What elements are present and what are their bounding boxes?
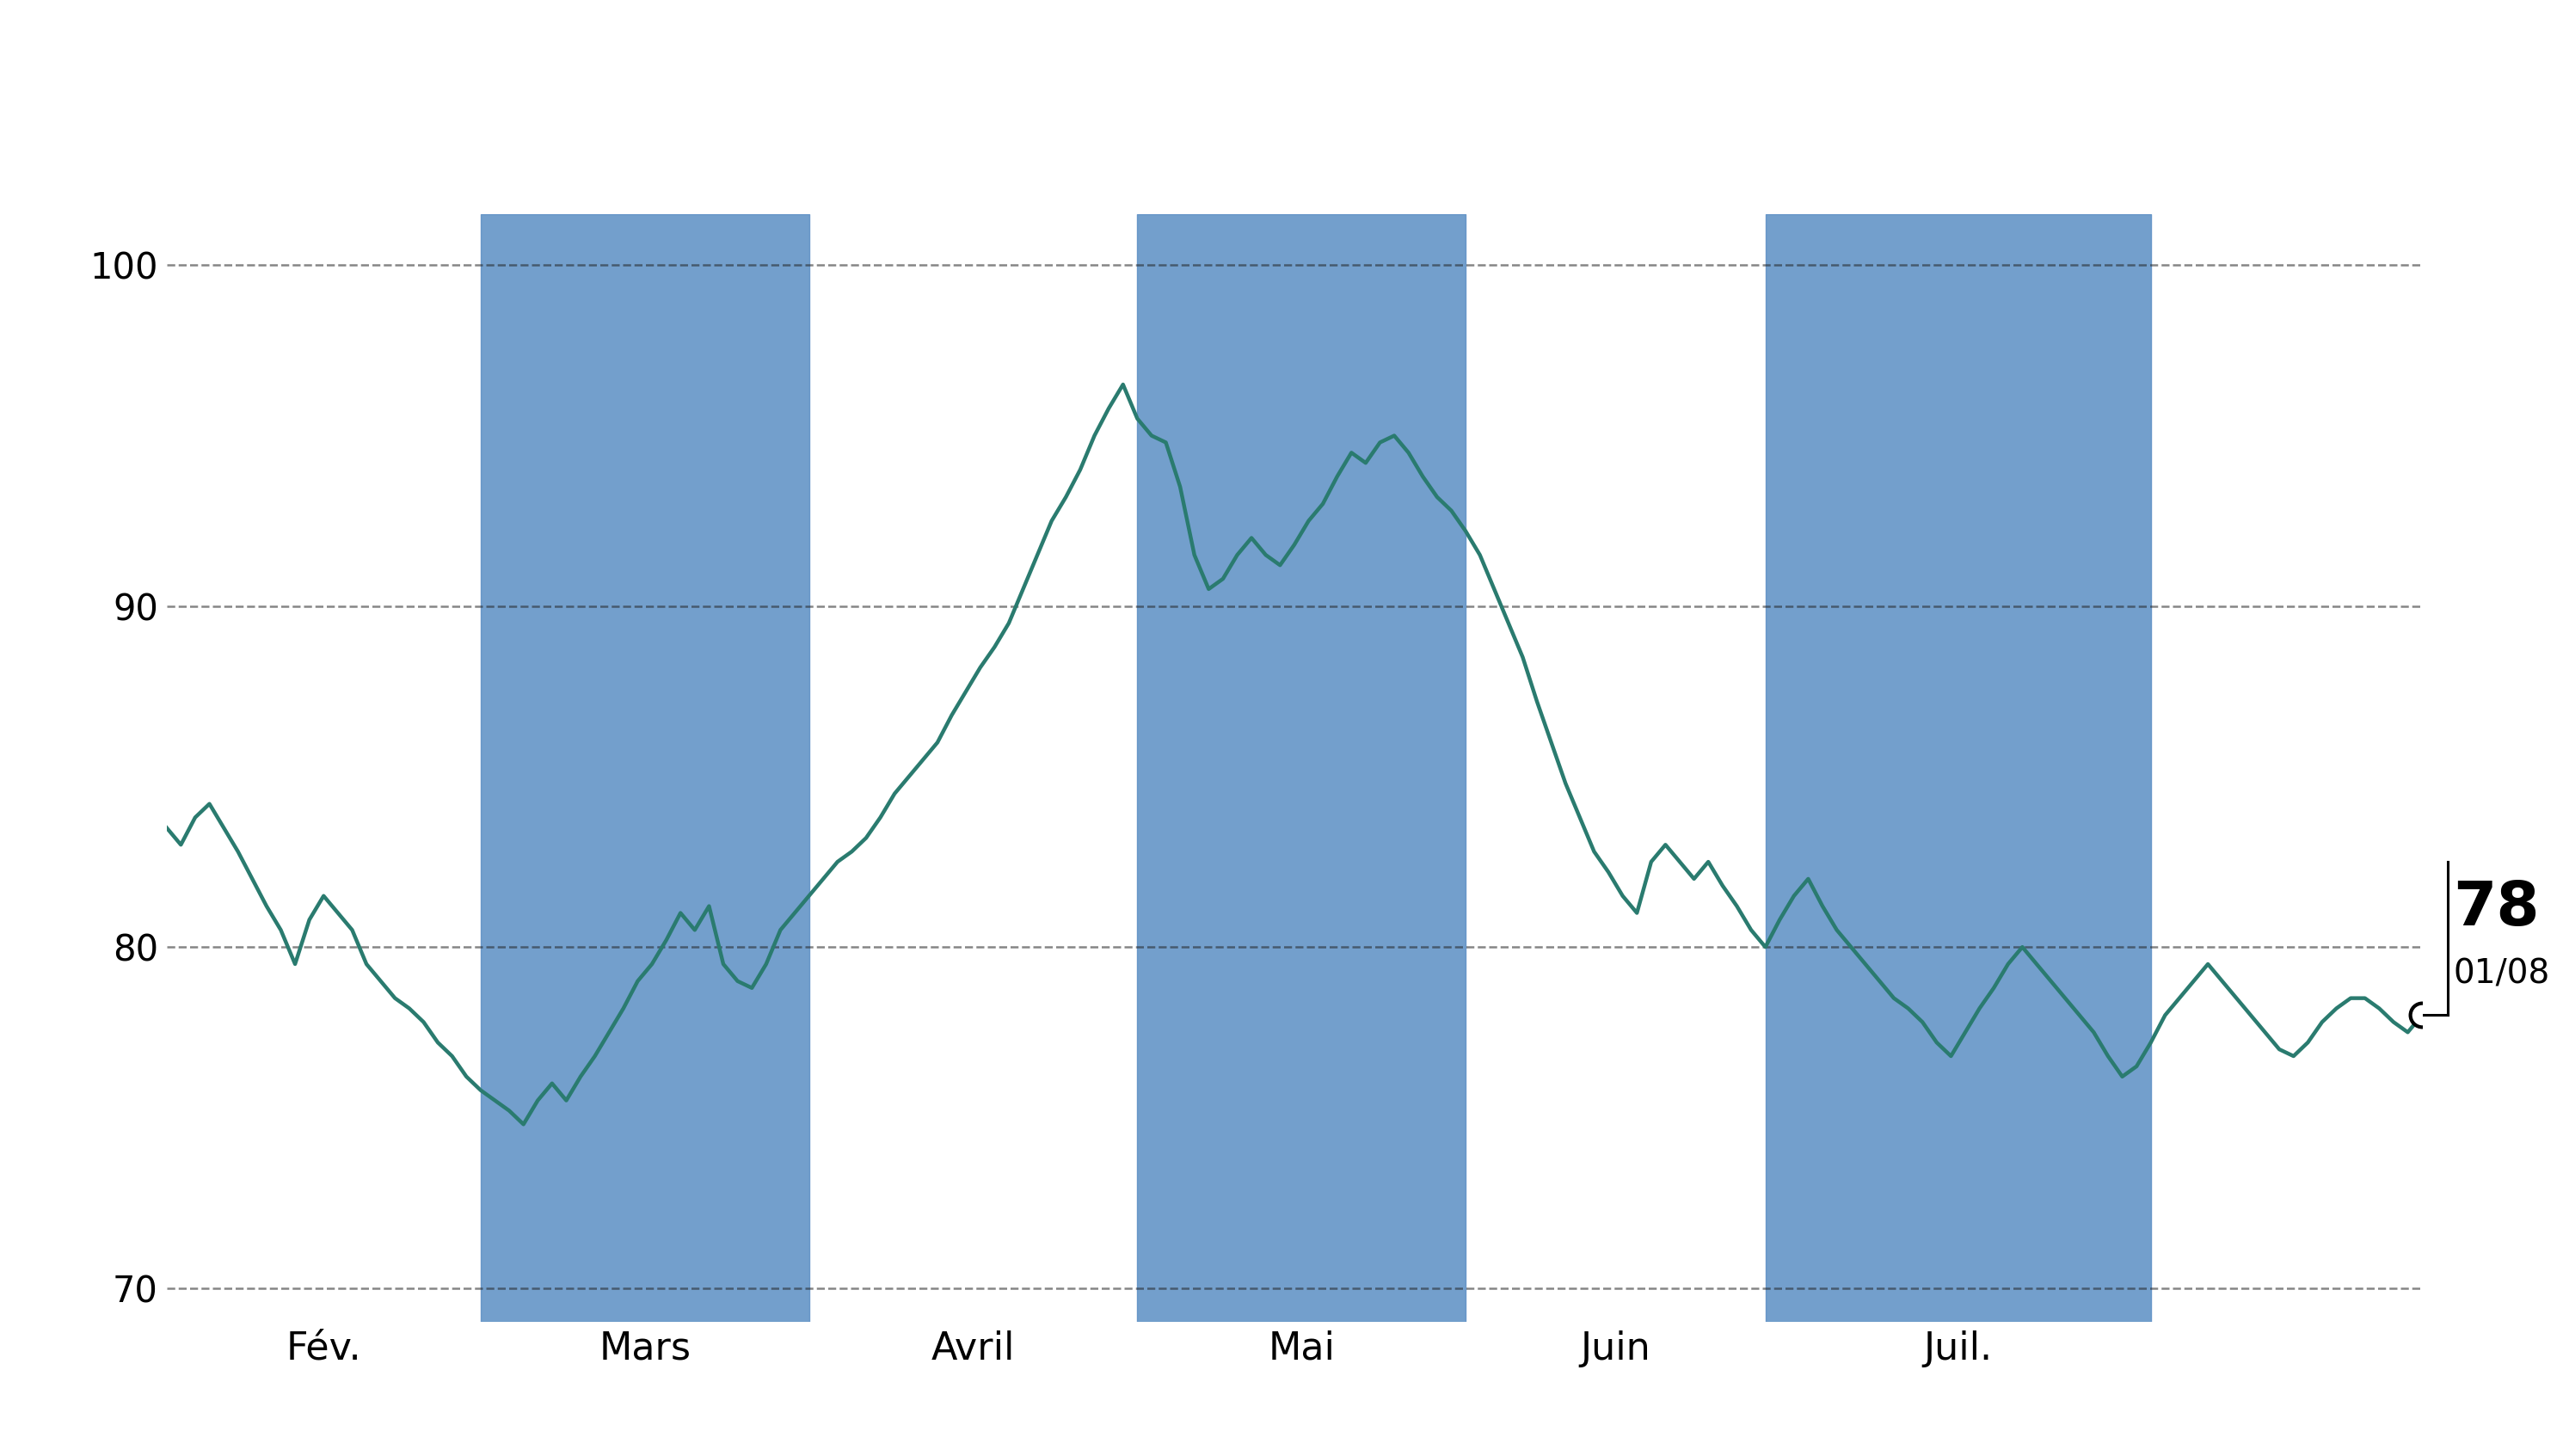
Text: 01/08: 01/08 xyxy=(2453,958,2550,990)
Bar xyxy=(1138,214,1466,1322)
Text: CRCAM ATL.VEND.CCI: CRCAM ATL.VEND.CCI xyxy=(761,42,1802,125)
Text: 78: 78 xyxy=(2453,879,2540,938)
Bar xyxy=(1766,214,2150,1322)
Bar xyxy=(482,214,810,1322)
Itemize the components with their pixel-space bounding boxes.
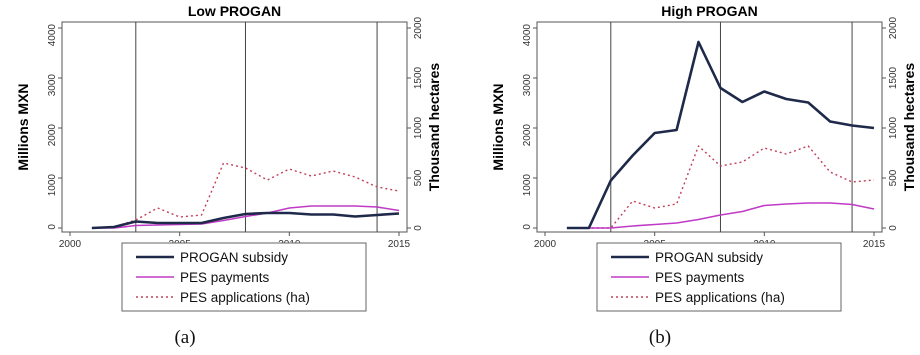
y2-tick-label: 500 <box>413 169 424 186</box>
chart-title: High PROGAN <box>661 3 757 19</box>
y-tick-label: 3000 <box>522 74 533 97</box>
series-pes-applications-line <box>566 145 875 229</box>
series-pes-payments-line <box>91 205 400 229</box>
chart-panel-2: High PROGAN 0 1000 2000 3000 4000 Millions MXN… <box>490 3 917 348</box>
series-progan-subsidy-line <box>566 40 875 230</box>
legend-label: PES payments <box>180 270 270 285</box>
plot-area <box>536 21 883 233</box>
y-tick-label: 1000 <box>522 174 533 197</box>
panel-caption: (a) <box>174 327 195 348</box>
y-tick-label: 2000 <box>47 124 58 147</box>
y2-tick-label: 2000 <box>413 16 424 39</box>
y2-tick-label: 0 <box>888 225 899 231</box>
chart-title: Low PROGAN <box>188 3 281 19</box>
y2-tick-label: 1000 <box>888 116 899 139</box>
y2-axis-label: Thousand hectares <box>901 63 917 192</box>
y-tick-label: 2000 <box>522 124 533 147</box>
chart-panel-1: Low PROGAN 0 1000 2000 3000 4000 Millions MXN 0… <box>15 3 442 348</box>
x-tick-label: 2000 <box>59 239 82 250</box>
y-tick-label: 4000 <box>522 24 533 47</box>
series-pes-payments-line <box>566 202 875 229</box>
panel-caption: (b) <box>649 327 671 348</box>
y2-axis-label: Thousand hectares <box>426 63 442 192</box>
y-tick-label: 0 <box>522 224 533 230</box>
legend-label: PROGAN subsidy <box>655 250 763 265</box>
y-axis-label: Millions MXN <box>15 83 31 170</box>
y-axis-label: Millions MXN <box>490 83 506 170</box>
y2-tick-label: 1500 <box>888 66 899 89</box>
y-tick-label: 3000 <box>47 74 58 97</box>
legend-label: PROGAN subsidy <box>180 250 288 265</box>
legend-label: PES payments <box>655 270 745 285</box>
y2-tick-label: 2000 <box>888 16 899 39</box>
x-tick-label: 2015 <box>388 239 411 250</box>
x-tick-label: 2015 <box>863 239 886 250</box>
y-tick-label: 1000 <box>47 174 58 197</box>
y-tick-label: 4000 <box>47 24 58 47</box>
series-progan-subsidy-line <box>91 211 400 230</box>
y2-tick-label: 1500 <box>413 66 424 89</box>
legend: PROGAN subsidy PES payments PES applicatio… <box>596 242 842 312</box>
y2-tick-label: 500 <box>888 169 899 186</box>
legend-label: PES applications (ha) <box>655 290 785 305</box>
legend-label: PES applications (ha) <box>180 290 310 305</box>
y2-tick-label: 1000 <box>413 116 424 139</box>
y-tick-label: 0 <box>47 224 58 230</box>
plot-area <box>61 21 408 233</box>
x-tick-label: 2000 <box>534 239 557 250</box>
y2-tick-label: 0 <box>413 225 424 231</box>
legend: PROGAN subsidy PES payments PES applicatio… <box>121 242 367 312</box>
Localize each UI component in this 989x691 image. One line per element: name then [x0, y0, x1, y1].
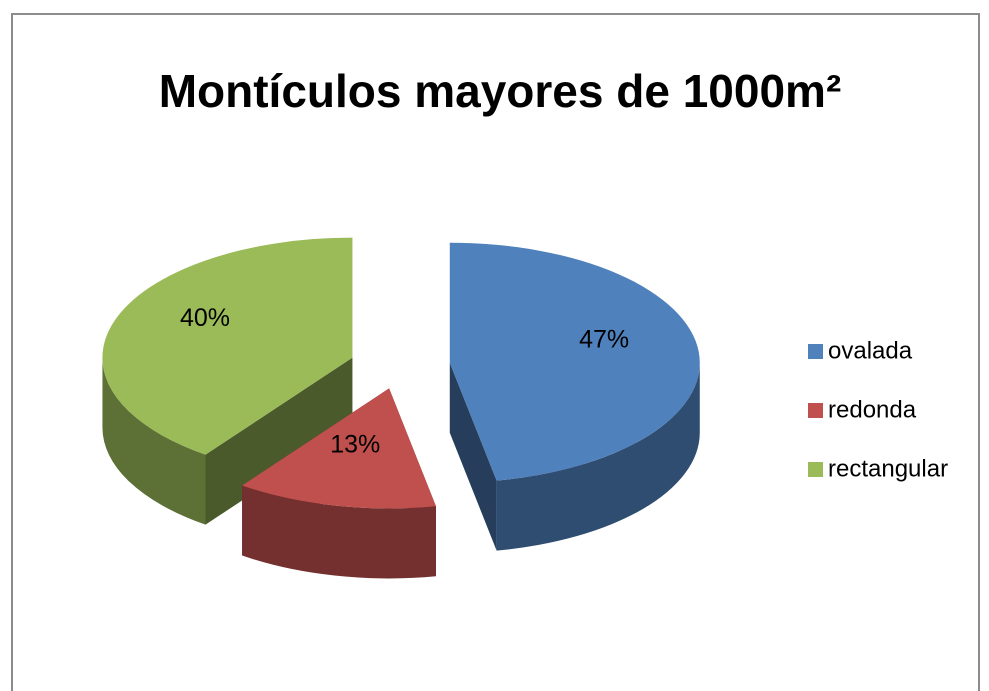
pie-slice [242, 388, 436, 509]
chart-border [11, 13, 980, 691]
data-label: 13% [330, 431, 380, 459]
legend-swatch [808, 344, 823, 359]
slice-side-wall [449, 362, 497, 551]
slice-side-wall [205, 357, 353, 525]
legend-swatch [808, 462, 823, 477]
chart-title: Montículos mayores de 1000m² [159, 65, 842, 117]
slice-outer-wall [242, 485, 436, 579]
slice-outer-wall [496, 362, 700, 551]
pie: 40% 47% 13% [102, 237, 700, 579]
legend-swatch [808, 403, 823, 418]
pie-slice [449, 242, 700, 481]
data-label: 40% [180, 304, 230, 332]
legend-label: rectangular [828, 455, 948, 482]
slice-outer-wall [102, 357, 206, 525]
data-label: 47% [579, 325, 629, 353]
legend-label: ovalada [828, 337, 913, 364]
pie-slice [102, 237, 353, 455]
legend: ovalada redonda rectangular [808, 337, 948, 482]
legend-label: redonda [828, 396, 917, 423]
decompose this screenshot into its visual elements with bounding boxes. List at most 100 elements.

Exercise instructions
Switch every "Thousand hectares" in the entries to "Thousand acres" and give all the entries again with nothing else changed, leaving out the pictures.

Reply to the task
What elements are present and what are their bounding boxes?
Text: 01/08: 01/08 xyxy=(2453,958,2550,990)
Bar xyxy=(1138,214,1466,1322)
Text: CRCAM ATL.VEND.CCI: CRCAM ATL.VEND.CCI xyxy=(761,42,1802,125)
Text: 78: 78 xyxy=(2453,879,2540,938)
Bar xyxy=(1766,214,2150,1322)
Bar xyxy=(482,214,810,1322)
Itemize the components with their pixel-space bounding boxes.
y2-tick-label: 500 <box>413 169 424 186</box>
chart-title: High PROGAN <box>661 3 757 19</box>
y-tick-label: 3000 <box>522 74 533 97</box>
series-pes-applications-line <box>566 145 875 229</box>
series-pes-payments-line <box>91 205 400 229</box>
chart-panel-2: High PROGAN 0 1000 2000 3000 4000 Millions MXN… <box>490 3 917 348</box>
series-progan-subsidy-line <box>566 40 875 230</box>
legend-label: PES payments <box>180 270 270 285</box>
plot-area <box>536 21 883 233</box>
y-tick-label: 1000 <box>522 174 533 197</box>
panel-caption: (a) <box>174 327 195 348</box>
y-tick-label: 2000 <box>47 124 58 147</box>
y2-tick-label: 2000 <box>413 16 424 39</box>
y2-tick-label: 0 <box>888 225 899 231</box>
chart-title: Low PROGAN <box>188 3 281 19</box>
y2-tick-label: 1000 <box>888 116 899 139</box>
y2-axis-label: Thousand acres <box>901 63 917 192</box>
y-tick-label: 2000 <box>522 124 533 147</box>
chart-panel-1: Low PROGAN 0 1000 2000 3000 4000 Millions MXN 0… <box>15 3 442 348</box>
x-tick-label: 2000 <box>59 239 82 250</box>
y-tick-label: 4000 <box>522 24 533 47</box>
series-pes-payments-line <box>566 202 875 229</box>
panel-caption: (b) <box>649 327 671 348</box>
y2-axis-label: Thousand acres <box>426 63 442 192</box>
y-tick-label: 0 <box>522 224 533 230</box>
legend-label: PROGAN subsidy <box>655 250 763 265</box>
y-axis-label: Millions MXN <box>15 83 31 170</box>
y-axis-label: Millions MXN <box>490 83 506 170</box>
y2-tick-label: 1500 <box>888 66 899 89</box>
y-tick-label: 3000 <box>47 74 58 97</box>
legend-label: PROGAN subsidy <box>180 250 288 265</box>
legend-label: PES payments <box>655 270 745 285</box>
y2-tick-label: 2000 <box>888 16 899 39</box>
x-tick-label: 2015 <box>388 239 411 250</box>
x-tick-label: 2015 <box>863 239 886 250</box>
y-tick-label: 1000 <box>47 174 58 197</box>
y-tick-label: 4000 <box>47 24 58 47</box>
series-progan-subsidy-line <box>91 211 400 230</box>
y2-tick-label: 1500 <box>413 66 424 89</box>
legend: PROGAN subsidy PES payments PES applicatio… <box>596 242 842 312</box>
y2-tick-label: 500 <box>888 169 899 186</box>
legend-label: PES applications (ha) <box>655 290 785 305</box>
legend-label: PES applications (ha) <box>180 290 310 305</box>
y2-tick-label: 1000 <box>413 116 424 139</box>
y-tick-label: 0 <box>47 224 58 230</box>
plot-area <box>61 21 408 233</box>
x-tick-label: 2000 <box>534 239 557 250</box>
y2-tick-label: 0 <box>413 225 424 231</box>
legend: PROGAN subsidy PES payments PES applicatio… <box>121 242 367 312</box>
Localize each UI component in this 989x691 image. One line per element: name then [x0, y0, x1, y1].
pie-slice [242, 388, 436, 509]
chart-border [11, 13, 980, 691]
data-label: 13% [330, 431, 380, 459]
legend-swatch [808, 344, 823, 359]
slice-side-wall [449, 362, 497, 551]
slice-side-wall [205, 357, 353, 525]
legend-swatch [808, 462, 823, 477]
chart-title: Montículos mayores de 1000m² [159, 65, 842, 117]
slice-outer-wall [242, 485, 436, 579]
slice-outer-wall [496, 362, 700, 551]
pie: 40% 47% 13% [102, 237, 700, 579]
legend-swatch [808, 403, 823, 418]
pie-slice [449, 242, 700, 481]
data-label: 40% [180, 304, 230, 332]
legend-label: rectangular [828, 455, 948, 482]
slice-outer-wall [102, 357, 206, 525]
data-label: 47% [579, 325, 629, 353]
legend-label: ovalada [828, 337, 913, 364]
pie-slice [102, 237, 353, 455]
legend: ovalada redonda rectangular [808, 337, 948, 482]
legend-label: redonda [828, 396, 917, 423]
decompose this screenshot into its visual elements with bounding boxes. List at most 100 elements.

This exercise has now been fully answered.